»»
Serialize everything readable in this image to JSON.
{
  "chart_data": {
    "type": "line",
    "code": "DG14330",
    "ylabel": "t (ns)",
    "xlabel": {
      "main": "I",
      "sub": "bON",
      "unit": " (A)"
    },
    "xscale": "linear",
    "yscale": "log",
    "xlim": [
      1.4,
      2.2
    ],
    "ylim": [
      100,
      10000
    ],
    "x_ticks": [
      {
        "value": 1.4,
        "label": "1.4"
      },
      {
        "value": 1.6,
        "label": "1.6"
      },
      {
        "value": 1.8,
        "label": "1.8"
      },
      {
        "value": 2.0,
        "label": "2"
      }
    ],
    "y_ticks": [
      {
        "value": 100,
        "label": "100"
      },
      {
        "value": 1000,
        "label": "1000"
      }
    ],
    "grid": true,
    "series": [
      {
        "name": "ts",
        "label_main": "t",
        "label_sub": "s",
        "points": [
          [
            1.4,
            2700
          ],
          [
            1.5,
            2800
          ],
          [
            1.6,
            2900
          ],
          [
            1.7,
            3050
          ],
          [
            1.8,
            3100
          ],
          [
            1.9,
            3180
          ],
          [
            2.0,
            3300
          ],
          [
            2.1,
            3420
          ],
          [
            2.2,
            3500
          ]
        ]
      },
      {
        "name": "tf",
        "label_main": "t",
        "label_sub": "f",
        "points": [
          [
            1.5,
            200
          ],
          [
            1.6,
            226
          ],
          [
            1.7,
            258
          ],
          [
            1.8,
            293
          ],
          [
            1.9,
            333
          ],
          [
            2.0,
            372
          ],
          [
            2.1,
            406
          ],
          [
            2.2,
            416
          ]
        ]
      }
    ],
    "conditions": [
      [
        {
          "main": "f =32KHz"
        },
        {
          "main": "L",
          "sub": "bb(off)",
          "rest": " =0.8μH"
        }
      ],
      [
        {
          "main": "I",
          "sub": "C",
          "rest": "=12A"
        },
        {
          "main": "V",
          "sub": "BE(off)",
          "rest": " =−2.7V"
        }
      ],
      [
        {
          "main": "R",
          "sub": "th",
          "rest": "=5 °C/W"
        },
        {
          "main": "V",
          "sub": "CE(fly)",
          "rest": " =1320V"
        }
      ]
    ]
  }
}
««
Prompt —
Only the number is wanted: how many lines in the entries above contain the string "value"?

Solution —
6